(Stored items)
- - - - - - -

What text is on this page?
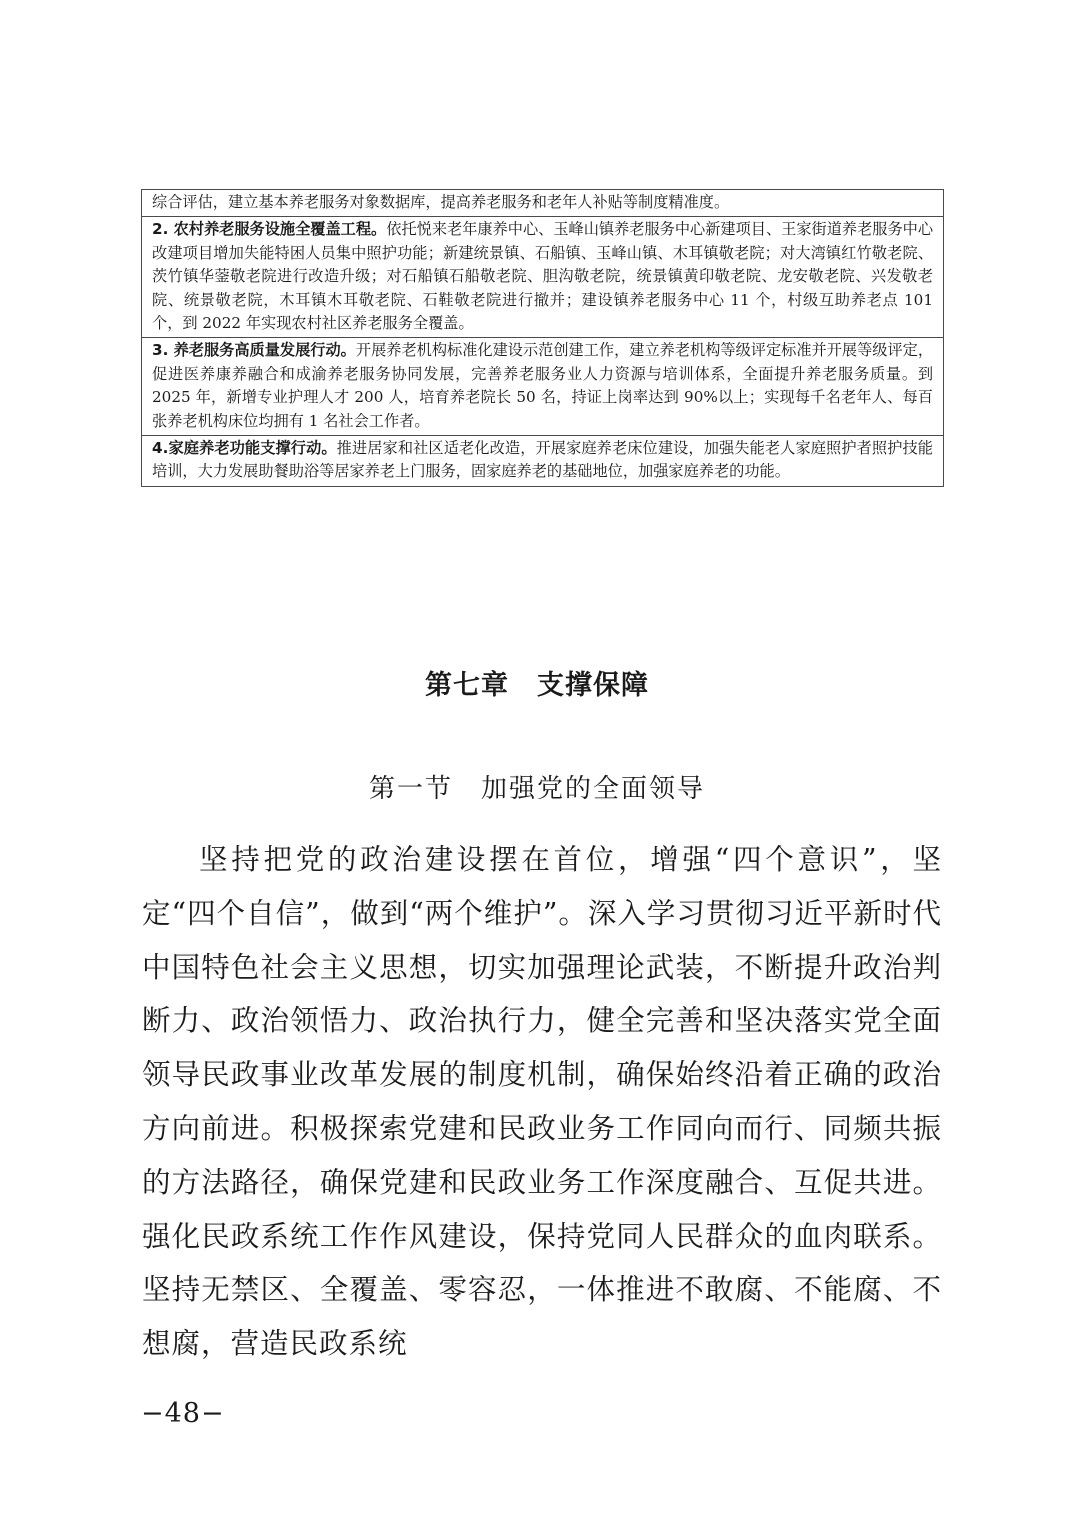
综合评估，建立基本养老服务对象数据库，提高养老服务和老年人补贴等制度精准度。
2. 农村养老服务设施全覆盖工程。依托悦来老年康养中心、玉峰山镇养老服务中心新建项目、王家街道养老服务中心改建项目增加失能特困人员集中照护功能；新建统景镇、石船镇、玉峰山镇、木耳镇敬老院；对大湾镇红竹敬老院、茨竹镇华蓥敬老院进行改造升级；对石船镇石船敬老院、胆沟敬老院，统景镇黄印敬老院、龙安敬老院、兴发敬老院、统景敬老院，木耳镇木耳敬老院、石鞋敬老院进行撤并；建设镇养老服务中心 11 个，村级互助养老点 101 个，到 2022 年实现农村社区养老服务全覆盖。
3. 养老服务高质量发展行动。开展养老机构标准化建设示范创建工作，建立养老机构等级评定标准并开展等级评定，促进医养康养融合和成渝养老服务协同发展，完善养老服务业人力资源与培训体系，全面提升养老服务质量。到 2025 年，新增专业护理人才 200 人，培育养老院长 50 名，持证上岗率达到 90%以上；实现每千名老年人、每百张养老机构床位均拥有 1 名社会工作者。
4.家庭养老功能支撑行动。推进居家和社区适老化改造，开展家庭养老床位建设，加强失能老人家庭照护者照护技能培训，大力发展助餐助浴等居家养老上门服务，固家庭养老的基础地位，加强家庭养老的功能。
第七章　支撑保障
第一节　加强党的全面领导

坚持把党的政治建设摆在首位，增强“四个意识”，坚定“四个自信”，做到“两个维护”。深入学习贯彻习近平新时代中国特色社会主义思想，切实加强理论武装，不断提升政治判断力、政治领悟力、政治执行力，健全完善和坚决落实党全面领导民政事业改革发展的制度机制，确保始终沿着正确的政治方向前进。积极探索党建和民政业务工作同向而行、同频共振的方法路径，确保党建和民政业务工作深度融合、互促共进。强化民政系统工作作风建设，保持党同人民群众的血肉联系。坚持无禁区、全覆盖、零容忍，一体推进不敢腐、不能腐、不想腐，营造民政系统

−48−
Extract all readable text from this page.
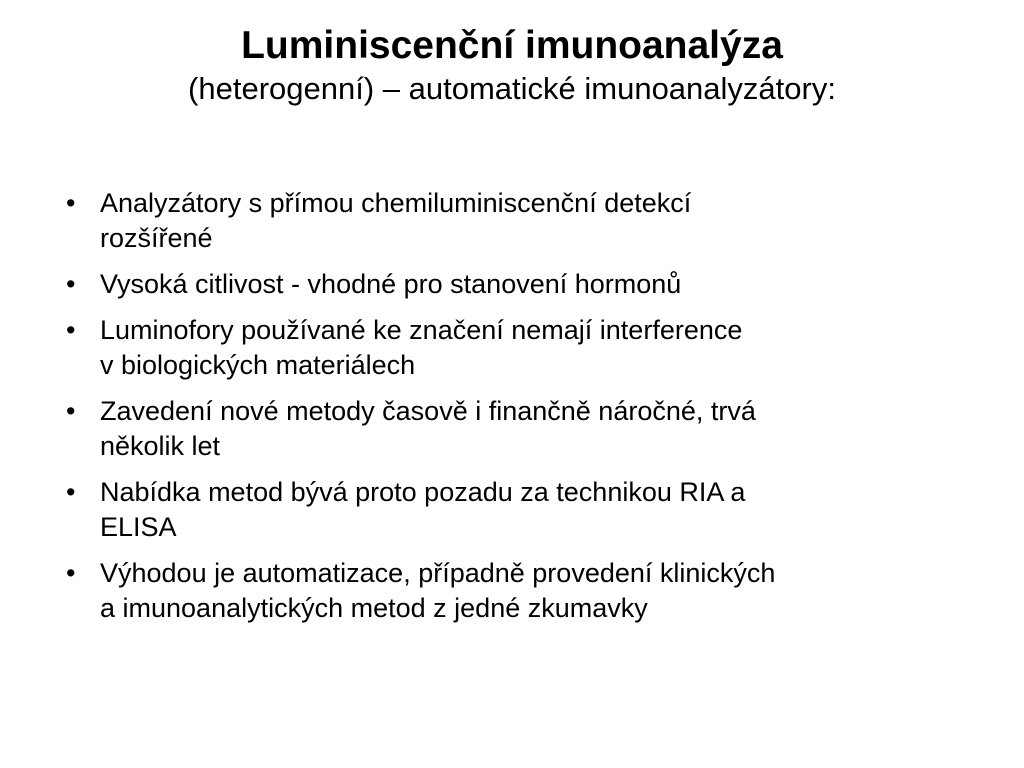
Luminiscenční imunoanalýza

(heterogenní) – automatické imunoanalyzátory:

• Analyzátory s přímou chemiluminiscenční detekcí
rozšířené
• Vysoká citlivost - vhodné pro stanovení hormonů
• Luminofory používané ke značení nemají interference
v biologických materiálech
• Zavedení nové metody časově i finančně náročné, trvá
několik let
• Nabídka metod bývá proto pozadu za technikou RIA a
ELISA
• Výhodou je automatizace, případně provedení klinických
a imunoanalytických metod z jedné zkumavky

- - - - - - -

Your copy of the data should match it exactly, except that pictures are left out.

What text is on this page?
综合评估，建立基本养老服务对象数据库，提高养老服务和老年人补贴等制度精准度。
2. 农村养老服务设施全覆盖工程。依托悦来老年康养中心、玉峰山镇养老服务中心新建项目、王家街道养老服务中心改建项目增加失能特困人员集中照护功能；新建统景镇、石船镇、玉峰山镇、木耳镇敬老院；对大湾镇红竹敬老院、茨竹镇华蓥敬老院进行改造升级；对石船镇石船敬老院、胆沟敬老院，统景镇黄印敬老院、龙安敬老院、兴发敬老院、统景敬老院，木耳镇木耳敬老院、石鞋敬老院进行撤并；建设镇养老服务中心 11 个，村级互助养老点 101 个，到 2022 年实现农村社区养老服务全覆盖。
3. 养老服务高质量发展行动。开展养老机构标准化建设示范创建工作，建立养老机构等级评定标准并开展等级评定，促进医养康养融合和成渝养老服务协同发展，完善养老服务业人力资源与培训体系，全面提升养老服务质量。到 2025 年，新增专业护理人才 200 人，培育养老院长 50 名，持证上岗率达到 90%以上；实现每千名老年人、每百张养老机构床位均拥有 1 名社会工作者。
4.家庭养老功能支撑行动。推进居家和社区适老化改造，开展家庭养老床位建设，加强失能老人家庭照护者照护技能培训，大力发展助餐助浴等居家养老上门服务，固家庭养老的基础地位，加强家庭养老的功能。
第七章　支撑保障
第一节　加强党的全面领导

坚持把党的政治建设摆在首位，增强“四个意识”，坚定“四个自信”，做到“两个维护”。深入学习贯彻习近平新时代中国特色社会主义思想，切实加强理论武装，不断提升政治判断力、政治领悟力、政治执行力，健全完善和坚决落实党全面领导民政事业改革发展的制度机制，确保始终沿着正确的政治方向前进。积极探索党建和民政业务工作同向而行、同频共振的方法路径，确保党建和民政业务工作深度融合、互促共进。强化民政系统工作作风建设，保持党同人民群众的血肉联系。坚持无禁区、全覆盖、零容忍，一体推进不敢腐、不能腐、不想腐，营造民政系统

−48−
Extract all readable text from this page.
Luminiscenční imunoanalýza

(heterogenní) – automatické imunoanalyzátory:

• Analyzátory s přímou chemiluminiscenční detekcí
rozšířené
• Vysoká citlivost - vhodné pro stanovení hormonů
• Luminofory používané ke značení nemají interference
v biologických materiálech
• Zavedení nové metody časově i finančně náročné, trvá
několik let
• Nabídka metod bývá proto pozadu za technikou RIA a
ELISA
• Výhodou je automatizace, případně provedení klinických
a imunoanalytických metod z jedné zkumavky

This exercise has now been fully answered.